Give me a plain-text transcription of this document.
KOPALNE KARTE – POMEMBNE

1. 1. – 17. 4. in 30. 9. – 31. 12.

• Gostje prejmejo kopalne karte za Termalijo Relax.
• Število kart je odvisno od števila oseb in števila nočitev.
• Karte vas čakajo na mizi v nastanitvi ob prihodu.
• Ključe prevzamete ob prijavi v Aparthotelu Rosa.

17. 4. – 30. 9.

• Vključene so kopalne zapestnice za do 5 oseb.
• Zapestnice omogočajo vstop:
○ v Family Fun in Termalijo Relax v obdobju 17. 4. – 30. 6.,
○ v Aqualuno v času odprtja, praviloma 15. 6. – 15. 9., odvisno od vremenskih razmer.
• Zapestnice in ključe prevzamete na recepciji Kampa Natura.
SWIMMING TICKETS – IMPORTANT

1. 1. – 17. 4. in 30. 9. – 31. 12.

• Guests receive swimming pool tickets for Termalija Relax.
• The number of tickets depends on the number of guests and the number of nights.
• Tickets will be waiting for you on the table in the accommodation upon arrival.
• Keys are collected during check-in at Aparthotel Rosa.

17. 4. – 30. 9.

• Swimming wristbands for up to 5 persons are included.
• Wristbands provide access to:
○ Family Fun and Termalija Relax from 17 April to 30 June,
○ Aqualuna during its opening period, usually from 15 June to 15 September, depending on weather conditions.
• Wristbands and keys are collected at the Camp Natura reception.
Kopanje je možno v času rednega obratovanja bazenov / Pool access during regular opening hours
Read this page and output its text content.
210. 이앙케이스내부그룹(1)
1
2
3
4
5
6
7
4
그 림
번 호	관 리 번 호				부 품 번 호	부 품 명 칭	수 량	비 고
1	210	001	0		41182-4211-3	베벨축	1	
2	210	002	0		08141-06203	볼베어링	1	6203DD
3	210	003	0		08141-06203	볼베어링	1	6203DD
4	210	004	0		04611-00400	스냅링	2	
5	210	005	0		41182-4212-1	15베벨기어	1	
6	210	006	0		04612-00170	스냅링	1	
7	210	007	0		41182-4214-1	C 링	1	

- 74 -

•••

Work to be completed:
Extract the full listing above without altering anything.

Reply:
Give me a plain-text transcription of this document.
KOPALNE KARTE – POMEMBNE

1. 1. – 17. 4. in 30. 9. – 31. 12.

• Gostje prejmejo kopalne karte za Termalijo Relax.
• Število kart je odvisno od števila oseb in števila nočitev.
• Karte vas čakajo na mizi v nastanitvi ob prihodu.
• Ključe prevzamete ob prijavi v Aparthotelu Rosa.

17. 4. – 30. 9.

• Vključene so kopalne zapestnice za do 5 oseb.
• Zapestnice omogočajo vstop:
○ v Family Fun in Termalijo Relax v obdobju 17. 4. – 30. 6.,
○ v Aqualuno v času odprtja, praviloma 15. 6. – 15. 9., odvisno od vremenskih razmer.
• Zapestnice in ključe prevzamete na recepciji Kampa Natura.
SWIMMING TICKETS – IMPORTANT

1. 1. – 17. 4. in 30. 9. – 31. 12.

• Guests receive swimming pool tickets for Termalija Relax.
• The number of tickets depends on the number of guests and the number of nights.
• Tickets will be waiting for you on the table in the accommodation upon arrival.
• Keys are collected during check-in at Aparthotel Rosa.

17. 4. – 30. 9.

• Swimming wristbands for up to 5 persons are included.
• Wristbands provide access to:
○ Family Fun and Termalija Relax from 17 April to 30 June,
○ Aqualuna during its opening period, usually from 15 June to 15 September, depending on weather conditions.
• Wristbands and keys are collected at the Camp Natura reception.
Kopanje je možno v času rednega obratovanja bazenov / Pool access during regular opening hours
Read this page and output its text content.
210. 이앙케이스내부그룹(1)
1
2
3
4
5
6
7
4
그 림
번 호	관 리 번 호				부 품 번 호	부 품 명 칭	수 량	비 고
1	210	001	0		41182-4211-3	베벨축	1	
2	210	002	0		08141-06203	볼베어링	1	6203DD
3	210	003	0		08141-06203	볼베어링	1	6203DD
4	210	004	0		04611-00400	스냅링	2	
5	210	005	0		41182-4212-1	15베벨기어	1	
6	210	006	0		04612-00170	스냅링	1	
7	210	007	0		41182-4214-1	C 링	1	

- 74 -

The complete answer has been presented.